Materials provided ->
******

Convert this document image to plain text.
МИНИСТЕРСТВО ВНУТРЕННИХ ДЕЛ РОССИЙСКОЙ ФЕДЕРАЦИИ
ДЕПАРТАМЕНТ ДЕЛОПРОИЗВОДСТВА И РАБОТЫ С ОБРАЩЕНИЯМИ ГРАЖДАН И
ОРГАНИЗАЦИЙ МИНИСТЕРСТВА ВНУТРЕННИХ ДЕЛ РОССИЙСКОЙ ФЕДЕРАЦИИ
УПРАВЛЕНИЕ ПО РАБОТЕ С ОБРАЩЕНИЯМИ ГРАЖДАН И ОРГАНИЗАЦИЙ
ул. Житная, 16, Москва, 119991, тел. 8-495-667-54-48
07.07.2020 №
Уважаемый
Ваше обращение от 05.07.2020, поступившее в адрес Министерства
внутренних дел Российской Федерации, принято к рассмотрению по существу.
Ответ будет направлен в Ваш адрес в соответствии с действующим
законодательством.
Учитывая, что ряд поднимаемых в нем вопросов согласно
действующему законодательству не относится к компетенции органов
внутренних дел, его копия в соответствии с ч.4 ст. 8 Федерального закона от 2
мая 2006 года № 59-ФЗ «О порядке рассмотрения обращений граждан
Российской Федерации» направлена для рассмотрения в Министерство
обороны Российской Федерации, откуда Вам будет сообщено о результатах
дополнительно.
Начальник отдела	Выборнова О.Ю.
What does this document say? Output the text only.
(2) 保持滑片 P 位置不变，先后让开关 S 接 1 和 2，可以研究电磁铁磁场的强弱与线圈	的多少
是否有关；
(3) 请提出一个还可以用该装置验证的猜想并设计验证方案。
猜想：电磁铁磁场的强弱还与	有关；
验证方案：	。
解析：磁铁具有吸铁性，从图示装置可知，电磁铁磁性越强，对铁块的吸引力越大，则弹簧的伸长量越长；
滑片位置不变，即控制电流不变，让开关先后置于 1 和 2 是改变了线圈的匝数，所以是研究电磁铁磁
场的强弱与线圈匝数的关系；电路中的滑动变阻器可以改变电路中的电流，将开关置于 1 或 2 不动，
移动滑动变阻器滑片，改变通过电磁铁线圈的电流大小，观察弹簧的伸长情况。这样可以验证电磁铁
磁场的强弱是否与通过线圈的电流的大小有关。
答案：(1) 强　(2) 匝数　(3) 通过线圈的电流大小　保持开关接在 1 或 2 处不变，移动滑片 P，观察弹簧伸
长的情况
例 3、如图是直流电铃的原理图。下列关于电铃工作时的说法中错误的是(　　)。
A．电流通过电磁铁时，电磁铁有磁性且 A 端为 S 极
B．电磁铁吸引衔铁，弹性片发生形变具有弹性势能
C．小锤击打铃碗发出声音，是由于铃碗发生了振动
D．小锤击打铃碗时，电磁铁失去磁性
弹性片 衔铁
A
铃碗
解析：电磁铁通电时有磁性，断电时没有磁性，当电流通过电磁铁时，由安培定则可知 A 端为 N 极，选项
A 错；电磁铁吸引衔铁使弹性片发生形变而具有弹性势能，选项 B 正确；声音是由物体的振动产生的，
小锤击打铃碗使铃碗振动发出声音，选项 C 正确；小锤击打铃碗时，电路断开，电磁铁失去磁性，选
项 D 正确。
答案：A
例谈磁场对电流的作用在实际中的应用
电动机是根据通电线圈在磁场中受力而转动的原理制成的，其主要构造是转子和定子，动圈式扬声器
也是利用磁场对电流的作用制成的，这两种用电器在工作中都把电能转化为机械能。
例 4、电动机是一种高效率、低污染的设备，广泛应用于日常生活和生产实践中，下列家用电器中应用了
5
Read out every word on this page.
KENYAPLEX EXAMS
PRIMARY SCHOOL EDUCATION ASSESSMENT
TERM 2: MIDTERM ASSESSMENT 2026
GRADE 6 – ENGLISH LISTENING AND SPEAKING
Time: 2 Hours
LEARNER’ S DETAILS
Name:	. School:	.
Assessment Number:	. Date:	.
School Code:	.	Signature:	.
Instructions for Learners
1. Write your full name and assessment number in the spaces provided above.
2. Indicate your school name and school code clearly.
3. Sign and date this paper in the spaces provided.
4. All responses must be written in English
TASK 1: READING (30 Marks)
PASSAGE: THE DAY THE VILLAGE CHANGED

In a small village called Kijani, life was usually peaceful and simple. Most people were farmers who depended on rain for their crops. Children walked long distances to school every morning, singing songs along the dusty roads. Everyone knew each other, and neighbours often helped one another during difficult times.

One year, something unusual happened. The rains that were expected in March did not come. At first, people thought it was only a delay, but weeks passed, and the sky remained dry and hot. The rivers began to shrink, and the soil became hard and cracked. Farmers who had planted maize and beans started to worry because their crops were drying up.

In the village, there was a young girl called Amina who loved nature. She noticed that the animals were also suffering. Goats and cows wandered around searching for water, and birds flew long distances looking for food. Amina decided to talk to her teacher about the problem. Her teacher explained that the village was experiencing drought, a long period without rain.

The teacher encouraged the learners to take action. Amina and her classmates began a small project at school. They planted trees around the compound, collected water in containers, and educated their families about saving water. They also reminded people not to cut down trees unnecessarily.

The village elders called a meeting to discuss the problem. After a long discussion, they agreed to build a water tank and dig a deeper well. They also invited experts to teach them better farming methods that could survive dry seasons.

******

Goal -> Retype the material in full. Each word must match.

Result for this exercise ->
Convert this document image to plain text.
МИНИСТЕРСТВО ВНУТРЕННИХ ДЕЛ РОССИЙСКОЙ ФЕДЕРАЦИИ
ДЕПАРТАМЕНТ ДЕЛОПРОИЗВОДСТВА И РАБОТЫ С ОБРАЩЕНИЯМИ ГРАЖДАН И
ОРГАНИЗАЦИЙ МИНИСТЕРСТВА ВНУТРЕННИХ ДЕЛ РОССИЙСКОЙ ФЕДЕРАЦИИ
УПРАВЛЕНИЕ ПО РАБОТЕ С ОБРАЩЕНИЯМИ ГРАЖДАН И ОРГАНИЗАЦИЙ
ул. Житная, 16, Москва, 119991, тел. 8-495-667-54-48
07.07.2020 №
Уважаемый
Ваше обращение от 05.07.2020, поступившее в адрес Министерства
внутренних дел Российской Федерации, принято к рассмотрению по существу.
Ответ будет направлен в Ваш адрес в соответствии с действующим
законодательством.
Учитывая, что ряд поднимаемых в нем вопросов согласно
действующему законодательству не относится к компетенции органов
внутренних дел, его копия в соответствии с ч.4 ст. 8 Федерального закона от 2
мая 2006 года № 59-ФЗ «О порядке рассмотрения обращений граждан
Российской Федерации» направлена для рассмотрения в Министерство
обороны Российской Федерации, откуда Вам будет сообщено о результатах
дополнительно.
Начальник отдела	Выборнова О.Ю.
What does this document say? Output the text only.
(2) 保持滑片 P 位置不变，先后让开关 S 接 1 和 2，可以研究电磁铁磁场的强弱与线圈	的多少
是否有关；
(3) 请提出一个还可以用该装置验证的猜想并设计验证方案。
猜想：电磁铁磁场的强弱还与	有关；
验证方案：	。
解析：磁铁具有吸铁性，从图示装置可知，电磁铁磁性越强，对铁块的吸引力越大，则弹簧的伸长量越长；
滑片位置不变，即控制电流不变，让开关先后置于 1 和 2 是改变了线圈的匝数，所以是研究电磁铁磁
场的强弱与线圈匝数的关系；电路中的滑动变阻器可以改变电路中的电流，将开关置于 1 或 2 不动，
移动滑动变阻器滑片，改变通过电磁铁线圈的电流大小，观察弹簧的伸长情况。这样可以验证电磁铁
磁场的强弱是否与通过线圈的电流的大小有关。
答案：(1) 强　(2) 匝数　(3) 通过线圈的电流大小　保持开关接在 1 或 2 处不变，移动滑片 P，观察弹簧伸
长的情况
例 3、如图是直流电铃的原理图。下列关于电铃工作时的说法中错误的是(　　)。
A．电流通过电磁铁时，电磁铁有磁性且 A 端为 S 极
B．电磁铁吸引衔铁，弹性片发生形变具有弹性势能
C．小锤击打铃碗发出声音，是由于铃碗发生了振动
D．小锤击打铃碗时，电磁铁失去磁性
弹性片 衔铁
A
铃碗
解析：电磁铁通电时有磁性，断电时没有磁性，当电流通过电磁铁时，由安培定则可知 A 端为 N 极，选项
A 错；电磁铁吸引衔铁使弹性片发生形变而具有弹性势能，选项 B 正确；声音是由物体的振动产生的，
小锤击打铃碗使铃碗振动发出声音，选项 C 正确；小锤击打铃碗时，电路断开，电磁铁失去磁性，选
项 D 正确。
答案：A
例谈磁场对电流的作用在实际中的应用
电动机是根据通电线圈在磁场中受力而转动的原理制成的，其主要构造是转子和定子，动圈式扬声器
也是利用磁场对电流的作用制成的，这两种用电器在工作中都把电能转化为机械能。
例 4、电动机是一种高效率、低污染的设备，广泛应用于日常生活和生产实践中，下列家用电器中应用了
5
Read out every word on this page.
KENYAPLEX EXAMS
PRIMARY SCHOOL EDUCATION ASSESSMENT
TERM 2: MIDTERM ASSESSMENT 2026
GRADE 6 – ENGLISH LISTENING AND SPEAKING
Time: 2 Hours
LEARNER’ S DETAILS
Name:	. School:	.
Assessment Number:	. Date:	.
School Code:	.	Signature:	.
Instructions for Learners
1. Write your full name and assessment number in the spaces provided above.
2. Indicate your school name and school code clearly.
3. Sign and date this paper in the spaces provided.
4. All responses must be written in English
TASK 1: READING (30 Marks)
PASSAGE: THE DAY THE VILLAGE CHANGED

In a small village called Kijani, life was usually peaceful and simple. Most people were farmers who depended on rain for their crops. Children walked long distances to school every morning, singing songs along the dusty roads. Everyone knew each other, and neighbours often helped one another during difficult times.

One year, something unusual happened. The rains that were expected in March did not come. At first, people thought it was only a delay, but weeks passed, and the sky remained dry and hot. The rivers began to shrink, and the soil became hard and cracked. Farmers who had planted maize and beans started to worry because their crops were drying up.

In the village, there was a young girl called Amina who loved nature. She noticed that the animals were also suffering. Goats and cows wandered around searching for water, and birds flew long distances looking for food. Amina decided to talk to her teacher about the problem. Her teacher explained that the village was experiencing drought, a long period without rain.

The teacher encouraged the learners to take action. Amina and her classmates began a small project at school. They planted trees around the compound, collected water in containers, and educated their families about saving water. They also reminded people not to cut down trees unnecessarily.

The village elders called a meeting to discuss the problem. After a long discussion, they agreed to build a water tank and dig a deeper well. They also invited experts to teach them better farming methods that could survive dry seasons.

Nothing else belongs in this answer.